__Passage to read__

-------------------------

Several new malaria drugs under development share a common feature: they promote an influx of sodium ions into Plasmodium parasites that have invaded red blood cells and multiply there. A study published on May 26th in PLOS Pathogens suggests that this increase in sodium concentration kills the parasite by changing the composition of its outer membrane (the skin equivalent) and promoting division of the parasite before its genome has been replicated.
Amidst growing concerns about resistance against the effective artemisinin-based therapies, several new malaria drugs are under development. Akhil Vaidya, from Drexel University College of Medicine in Philadelphia, USA, and colleagues, are studying the mechanism of action of drug candidates with the aim to learn more about vulnerabilities in the parasite that can form the basis for further rational design of therapeutic interventions.
Maintenance of appropriate intracellular ion concentrations is critical, and all cells have elaborate transport mechanisms and expend substantial amount of energy for this purpose. One consequence described for a number of anti-malarial compounds is an increase in sodium ion concentration inside the parasites when they are growing inside red blood cells (where the parasites eventually divide into daughter cells that burst open the host cell and are released in the blood where they invade more red blood cells).
Massive morphological changes resembling premature onset of parasite division in malaria parasites after two-hour exposure to new antimalarial drugs. Credit: EM by Isabelle Coppens pseudo-colored by Avinash Vaidya
In this study, the researchers focused on two small-molecule drugs, one of which is undergoing clinical trials. Despite very different molecular structures, both drugs initially increase intra-parasite sodium concentrations and subsequently kill the pathogen. Following the initial sodium influx, the researchers observed dramatic alterations in parasite membrane composition and permeability, as well as in parasite morphology.

-------------------------

__Excerpted records__
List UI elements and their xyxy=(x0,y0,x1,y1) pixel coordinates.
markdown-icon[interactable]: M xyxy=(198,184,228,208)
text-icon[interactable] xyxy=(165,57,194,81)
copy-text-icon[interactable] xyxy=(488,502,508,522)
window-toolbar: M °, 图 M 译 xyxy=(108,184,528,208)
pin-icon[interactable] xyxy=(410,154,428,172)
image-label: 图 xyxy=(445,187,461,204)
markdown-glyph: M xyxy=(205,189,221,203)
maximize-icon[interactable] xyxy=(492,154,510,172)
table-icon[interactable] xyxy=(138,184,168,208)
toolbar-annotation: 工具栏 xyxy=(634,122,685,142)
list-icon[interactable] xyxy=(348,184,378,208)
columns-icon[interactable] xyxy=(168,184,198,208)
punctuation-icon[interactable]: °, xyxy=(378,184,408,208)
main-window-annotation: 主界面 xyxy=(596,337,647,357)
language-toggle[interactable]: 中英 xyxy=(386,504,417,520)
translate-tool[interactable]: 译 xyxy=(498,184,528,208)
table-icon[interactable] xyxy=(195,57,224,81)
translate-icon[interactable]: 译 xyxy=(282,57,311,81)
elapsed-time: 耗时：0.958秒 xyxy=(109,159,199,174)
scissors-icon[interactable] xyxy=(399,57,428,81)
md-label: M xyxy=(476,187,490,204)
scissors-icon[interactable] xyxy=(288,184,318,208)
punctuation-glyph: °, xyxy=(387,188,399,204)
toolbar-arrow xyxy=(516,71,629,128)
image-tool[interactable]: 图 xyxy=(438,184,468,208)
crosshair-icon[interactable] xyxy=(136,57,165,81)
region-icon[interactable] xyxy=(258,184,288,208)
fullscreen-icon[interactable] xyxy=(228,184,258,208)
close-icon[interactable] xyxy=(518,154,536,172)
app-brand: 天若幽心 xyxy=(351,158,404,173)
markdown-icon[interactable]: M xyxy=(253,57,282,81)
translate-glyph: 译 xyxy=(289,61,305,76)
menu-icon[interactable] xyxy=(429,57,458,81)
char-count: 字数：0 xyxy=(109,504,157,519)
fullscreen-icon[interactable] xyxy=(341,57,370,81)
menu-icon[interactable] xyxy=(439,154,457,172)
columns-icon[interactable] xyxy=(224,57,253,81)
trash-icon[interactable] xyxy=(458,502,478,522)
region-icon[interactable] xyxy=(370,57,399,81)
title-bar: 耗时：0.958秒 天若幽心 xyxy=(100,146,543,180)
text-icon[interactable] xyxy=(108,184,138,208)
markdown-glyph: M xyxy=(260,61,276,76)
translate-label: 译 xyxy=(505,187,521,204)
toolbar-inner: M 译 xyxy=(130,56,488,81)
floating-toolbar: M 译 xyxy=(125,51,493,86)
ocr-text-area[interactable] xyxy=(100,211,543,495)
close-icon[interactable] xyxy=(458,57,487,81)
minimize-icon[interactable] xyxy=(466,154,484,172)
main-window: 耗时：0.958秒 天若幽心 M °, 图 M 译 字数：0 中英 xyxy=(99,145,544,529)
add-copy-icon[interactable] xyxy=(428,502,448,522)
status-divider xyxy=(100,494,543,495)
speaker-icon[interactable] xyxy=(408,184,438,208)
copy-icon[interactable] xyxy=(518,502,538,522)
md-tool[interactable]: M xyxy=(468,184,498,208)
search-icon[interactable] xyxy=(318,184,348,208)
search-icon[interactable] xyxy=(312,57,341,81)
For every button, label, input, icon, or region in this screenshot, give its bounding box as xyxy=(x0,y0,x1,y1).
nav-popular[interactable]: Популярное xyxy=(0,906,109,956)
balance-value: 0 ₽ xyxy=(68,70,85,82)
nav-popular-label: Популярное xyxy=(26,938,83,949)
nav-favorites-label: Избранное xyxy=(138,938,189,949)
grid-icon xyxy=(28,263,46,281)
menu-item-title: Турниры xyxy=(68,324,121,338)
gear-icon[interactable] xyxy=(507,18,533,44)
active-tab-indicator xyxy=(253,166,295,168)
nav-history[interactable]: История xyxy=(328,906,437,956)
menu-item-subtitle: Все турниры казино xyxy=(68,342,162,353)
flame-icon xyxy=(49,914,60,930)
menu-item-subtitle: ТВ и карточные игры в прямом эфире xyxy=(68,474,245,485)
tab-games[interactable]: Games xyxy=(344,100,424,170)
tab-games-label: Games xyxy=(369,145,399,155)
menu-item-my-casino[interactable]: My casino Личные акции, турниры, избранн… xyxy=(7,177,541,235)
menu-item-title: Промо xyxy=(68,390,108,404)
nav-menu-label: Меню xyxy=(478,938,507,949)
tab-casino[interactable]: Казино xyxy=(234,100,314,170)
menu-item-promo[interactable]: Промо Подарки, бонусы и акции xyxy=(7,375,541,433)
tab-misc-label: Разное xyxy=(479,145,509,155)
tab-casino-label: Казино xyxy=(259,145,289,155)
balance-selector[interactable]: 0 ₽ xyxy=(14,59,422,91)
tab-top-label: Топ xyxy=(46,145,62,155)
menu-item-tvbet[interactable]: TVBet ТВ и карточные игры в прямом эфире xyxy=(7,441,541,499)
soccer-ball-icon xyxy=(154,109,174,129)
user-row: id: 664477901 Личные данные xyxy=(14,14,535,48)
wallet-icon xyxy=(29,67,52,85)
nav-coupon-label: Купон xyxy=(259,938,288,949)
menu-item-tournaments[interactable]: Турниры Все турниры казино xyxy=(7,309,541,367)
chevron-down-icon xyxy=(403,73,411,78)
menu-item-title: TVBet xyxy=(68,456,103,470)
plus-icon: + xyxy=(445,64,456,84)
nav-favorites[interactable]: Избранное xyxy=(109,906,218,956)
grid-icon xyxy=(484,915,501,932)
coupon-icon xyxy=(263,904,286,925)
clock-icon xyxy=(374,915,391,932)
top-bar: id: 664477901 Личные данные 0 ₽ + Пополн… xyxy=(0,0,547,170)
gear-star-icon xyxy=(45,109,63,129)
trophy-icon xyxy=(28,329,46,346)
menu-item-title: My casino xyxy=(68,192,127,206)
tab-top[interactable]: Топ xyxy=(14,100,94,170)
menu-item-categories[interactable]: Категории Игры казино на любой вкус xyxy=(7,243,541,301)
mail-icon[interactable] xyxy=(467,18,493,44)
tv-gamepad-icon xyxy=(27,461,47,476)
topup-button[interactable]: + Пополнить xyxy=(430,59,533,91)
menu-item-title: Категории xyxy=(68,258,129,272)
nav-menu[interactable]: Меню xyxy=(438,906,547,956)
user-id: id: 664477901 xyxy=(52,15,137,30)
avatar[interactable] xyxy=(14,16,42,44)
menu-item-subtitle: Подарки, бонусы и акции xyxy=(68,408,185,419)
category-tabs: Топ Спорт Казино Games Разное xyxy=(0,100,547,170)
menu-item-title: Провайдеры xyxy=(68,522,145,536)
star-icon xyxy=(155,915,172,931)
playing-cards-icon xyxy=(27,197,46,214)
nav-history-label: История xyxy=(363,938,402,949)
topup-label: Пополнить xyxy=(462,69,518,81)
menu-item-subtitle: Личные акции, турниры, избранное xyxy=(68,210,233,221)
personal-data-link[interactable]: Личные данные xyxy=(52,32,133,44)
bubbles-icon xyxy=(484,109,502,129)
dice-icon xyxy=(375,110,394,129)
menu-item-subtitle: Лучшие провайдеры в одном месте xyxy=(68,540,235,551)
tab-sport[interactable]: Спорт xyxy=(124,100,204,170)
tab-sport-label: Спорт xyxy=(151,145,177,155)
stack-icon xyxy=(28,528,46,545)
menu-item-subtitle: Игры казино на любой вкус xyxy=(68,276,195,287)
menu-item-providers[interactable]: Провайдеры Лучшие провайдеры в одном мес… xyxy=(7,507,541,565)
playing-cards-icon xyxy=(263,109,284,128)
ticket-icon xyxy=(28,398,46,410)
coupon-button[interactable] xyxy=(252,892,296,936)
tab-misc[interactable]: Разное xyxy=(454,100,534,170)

-------------------------

__Exercise A__
Answer these questions from the passage on malaria drugs:
(i) In which journal did the study appear, and on what date?
(ii) What institution is Akhil Vaidya from?
(iii) How many small-molecule drugs did the researchers focus on?
__Exercise B__
Decide whether each statement agrees with the passage on malaria drugs. Answer yes or no, and quote the words that decide it.
(i) The two drugs studied have similar molecular structures.
(ii) Concerns about resistance against artemisinin-based therapies are growing.
(iii) Cells spend little energy keeping their ion levels right.
__Exercise C__
Extend the passage on malaria drugs by writing what comes after its last sentence.

__Expected output A__
(i) PLOS Pathogens, on May 26th.
(ii) Drexel University College of Medicine in Philadelphia, USA.
(iii) Two, one of which is undergoing clinical trials.

__Expected output B__
(i) No: "Despite very different molecular structures"
(ii) Yes: "Amidst growing concerns about resistance against the effective artemisinin-based therapies"
(iii) No: "all cells have elaborate transport mechanisms and expend substantial amount of energy for this purpose"

__Expected output C__
Plasma membranes, the outer skins of cells, contain a mix of protein and lipids. The exact composition determines the membrane's permeability for different small and large molecules. The Plasmodium plasma membrane is unusual because it contains very low levels of cholesterol, a major lipid component of most other membranes, including those of human red blood cells.
Cholesterol-containing membranes are vulnerable to detergents, including one called saponin. Consequently, saponin treatment can be used to dissolve membrane of Plasmodium-infected red blood cells, which releases intact parasites whose own membranes--because of their low cholesterol content--don't get destroyed by the detergent.
However, the researchers found that the membranes of parasites exposed to the two drugs are made permeable by saponin, and this appears to be a consequence of an increased amount of incorporated cholesterol. When drug exposure is short, the changes in membrane composition are reversible--that is, parasites regain their resistance to saponin, presumably because they got rid of the additional membrane cholesterol after the drug was washed off.
The morphological changes the researchers observed following drug treatment resemble the reproduction stage of Plasmodium in red blood cells, namely the production of multiple daughter cells that starts with fission of the parasite nucleus and includes the formation of new membranes inside the parasite cell. After just a two hours of treament with either drug, the researchers saw that many of the parasites showed fragmented nuclei and interior membranes. These changes occured without any sign of multiplying the parasite genome, a step that is necessary to create viable daughter cells and usually precedes any other division events.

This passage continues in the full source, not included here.